__Goal__:
Output word for word the lines from the one with "Decode this chart: output" to the final line of the data, both ends included, but skip the pictures.

__Data section__:
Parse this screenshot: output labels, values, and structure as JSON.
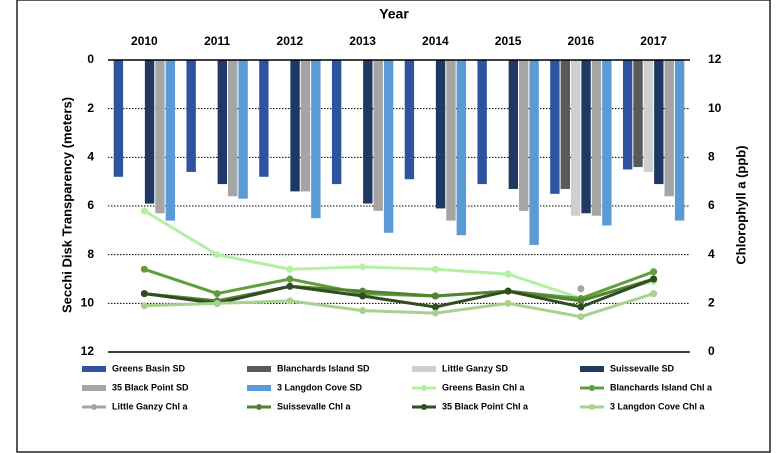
{
  "chart_data": {
    "type": "bar",
    "x_label": "Year",
    "y_label": "Secchi Disk Transparency  (meters)",
    "y2_label": "Chlorophyll a (ppb)",
    "categories": [
      "2010",
      "2011",
      "2012",
      "2013",
      "2014",
      "2015",
      "2016",
      "2017"
    ],
    "ylim": [
      0,
      12
    ],
    "y_inverted": true,
    "yticks": [
      0,
      2,
      4,
      6,
      8,
      10,
      12
    ],
    "y2lim": [
      0,
      12
    ],
    "y2ticks": [
      0,
      2,
      4,
      6,
      8,
      10,
      12
    ],
    "grid": true,
    "legend": "bottom",
    "series": [
      {
        "name": "Greens Basin SD",
        "type": "bar",
        "color": "#2e54a0",
        "values": [
          4.8,
          4.6,
          4.8,
          5.1,
          4.9,
          5.1,
          5.5,
          4.5
        ]
      },
      {
        "name": "Blanchards Island SD",
        "type": "bar",
        "color": "#5a5a5a",
        "values": [
          null,
          null,
          null,
          null,
          null,
          null,
          5.3,
          4.4
        ]
      },
      {
        "name": "Little Ganzy SD",
        "type": "bar",
        "color": "#cfcfcf",
        "values": [
          null,
          null,
          null,
          null,
          null,
          null,
          6.4,
          4.6
        ]
      },
      {
        "name": "Suissevalle SD",
        "type": "bar",
        "color": "#1f3864",
        "values": [
          5.9,
          5.1,
          5.4,
          5.9,
          6.1,
          5.3,
          6.3,
          5.1
        ]
      },
      {
        "name": "35 Black Point SD",
        "type": "bar",
        "color": "#a5a5a5",
        "values": [
          6.3,
          5.6,
          5.4,
          6.2,
          6.6,
          6.2,
          6.4,
          5.6
        ]
      },
      {
        "name": "3 Langdon Cove SD",
        "type": "bar",
        "color": "#5b9bd5",
        "values": [
          6.6,
          5.7,
          6.5,
          7.1,
          7.2,
          7.6,
          6.8,
          6.6
        ]
      },
      {
        "name": "Greens Basin  Chl a",
        "type": "line",
        "axis": "y2",
        "color": "#b3f0a2",
        "values": [
          5.8,
          4.0,
          3.4,
          3.5,
          3.4,
          3.2,
          2.2,
          2.9
        ]
      },
      {
        "name": "Blanchards Island Chl a",
        "type": "line",
        "axis": "y2",
        "color": "#5f9e3c",
        "values": [
          3.4,
          2.4,
          3.0,
          2.4,
          2.3,
          2.5,
          2.2,
          3.3
        ]
      },
      {
        "name": "Little Ganzy Chl a",
        "type": "line",
        "axis": "y2",
        "color": "#a5a5a5",
        "values": [
          null,
          null,
          null,
          null,
          null,
          null,
          2.6,
          null
        ]
      },
      {
        "name": "Suissevalle Chl a",
        "type": "line",
        "axis": "y2",
        "color": "#548235",
        "values": [
          2.4,
          2.1,
          2.7,
          2.5,
          2.3,
          2.5,
          2.1,
          3.0
        ]
      },
      {
        "name": "35 Black Point Chl a",
        "type": "line",
        "axis": "y2",
        "color": "#2f4d1f",
        "values": [
          2.4,
          2.0,
          2.7,
          2.3,
          1.85,
          2.5,
          1.85,
          3.0
        ]
      },
      {
        "name": "3 Langdon Cove Chl a",
        "type": "line",
        "axis": "y2",
        "color": "#a9d18e",
        "values": [
          1.9,
          2.0,
          2.1,
          1.7,
          1.6,
          2.0,
          1.45,
          2.4
        ]
      }
    ]
  }
}
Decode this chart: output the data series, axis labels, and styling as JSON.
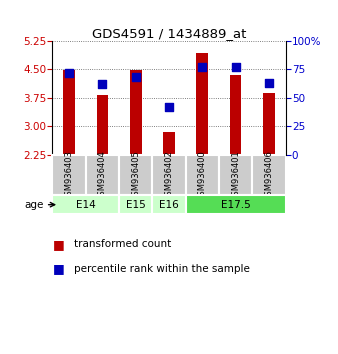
{
  "title": "GDS4591 / 1434889_at",
  "samples": [
    "GSM936403",
    "GSM936404",
    "GSM936405",
    "GSM936402",
    "GSM936400",
    "GSM936401",
    "GSM936406"
  ],
  "transformed_counts": [
    4.47,
    3.82,
    4.47,
    2.85,
    4.92,
    4.35,
    3.87
  ],
  "percentile_ranks": [
    72,
    62,
    68,
    42,
    77,
    77,
    63
  ],
  "ylim_left": [
    2.25,
    5.25
  ],
  "ylim_right": [
    0,
    100
  ],
  "yticks_left": [
    2.25,
    3.0,
    3.75,
    4.5,
    5.25
  ],
  "yticks_right": [
    0,
    25,
    50,
    75,
    100
  ],
  "bar_color": "#bb0000",
  "dot_color": "#0000bb",
  "age_groups": [
    {
      "label": "E14",
      "xstart": 0,
      "xend": 2,
      "color": "#ccffcc"
    },
    {
      "label": "E15",
      "xstart": 2,
      "xend": 3,
      "color": "#ccffcc"
    },
    {
      "label": "E16",
      "xstart": 3,
      "xend": 4,
      "color": "#ccffcc"
    },
    {
      "label": "E17.5",
      "xstart": 4,
      "xend": 7,
      "color": "#55dd55"
    }
  ],
  "bar_width": 0.35,
  "dot_size": 40,
  "ylabel_left_color": "#cc0000",
  "ylabel_right_color": "#0000cc",
  "grid_color": "#555555",
  "sample_bg_color": "#cccccc",
  "legend_items": [
    "transformed count",
    "percentile rank within the sample"
  ]
}
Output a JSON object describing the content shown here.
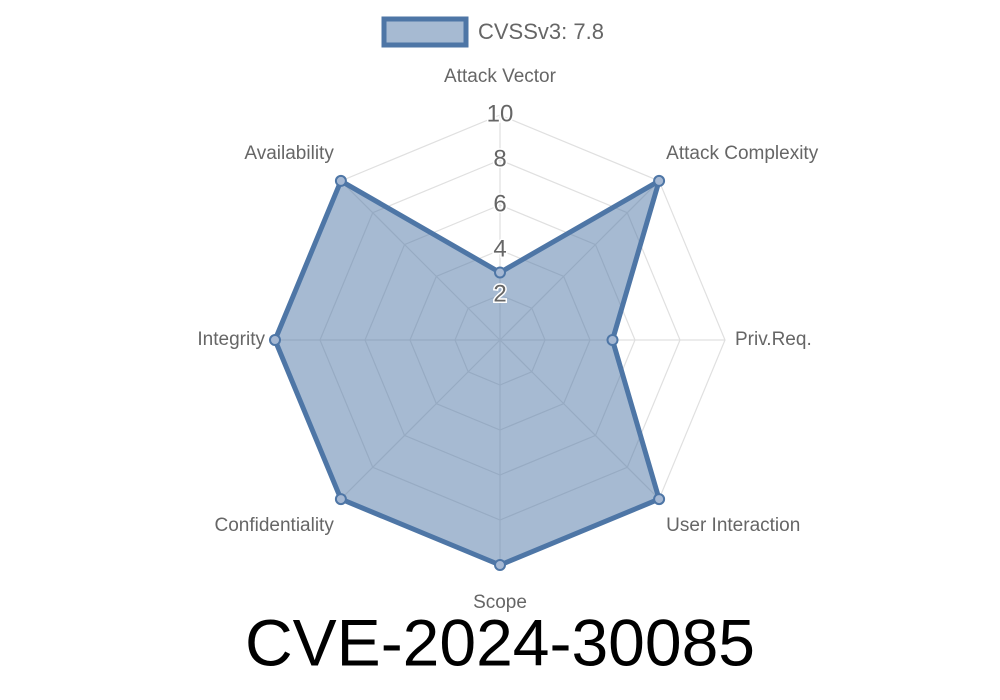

__Response for this exercise__:
Decode this chart: output the data series, axis labels, and styling as JSON.
{
  "title": "GDS4591 / 1434889_at",
  "samples": [
    "GSM936403",
    "GSM936404",
    "GSM936405",
    "GSM936402",
    "GSM936400",
    "GSM936401",
    "GSM936406"
  ],
  "transformed_counts": [
    4.47,
    3.82,
    4.47,
    2.85,
    4.92,
    4.35,
    3.87
  ],
  "percentile_ranks": [
    72,
    62,
    68,
    42,
    77,
    77,
    63
  ],
  "ylim_left": [
    2.25,
    5.25
  ],
  "ylim_right": [
    0,
    100
  ],
  "yticks_left": [
    2.25,
    3.0,
    3.75,
    4.5,
    5.25
  ],
  "yticks_right": [
    0,
    25,
    50,
    75,
    100
  ],
  "bar_color": "#bb0000",
  "dot_color": "#0000bb",
  "age_groups": [
    {
      "label": "E14",
      "xstart": 0,
      "xend": 2,
      "color": "#ccffcc"
    },
    {
      "label": "E15",
      "xstart": 2,
      "xend": 3,
      "color": "#ccffcc"
    },
    {
      "label": "E16",
      "xstart": 3,
      "xend": 4,
      "color": "#ccffcc"
    },
    {
      "label": "E17.5",
      "xstart": 4,
      "xend": 7,
      "color": "#55dd55"
    }
  ],
  "bar_width": 0.35,
  "dot_size": 40,
  "ylabel_left_color": "#cc0000",
  "ylabel_right_color": "#0000cc",
  "grid_color": "#555555",
  "sample_bg_color": "#cccccc",
  "legend_items": [
    "transformed count",
    "percentile rank within the sample"
  ]
}
Output a JSON object describing the content shown here.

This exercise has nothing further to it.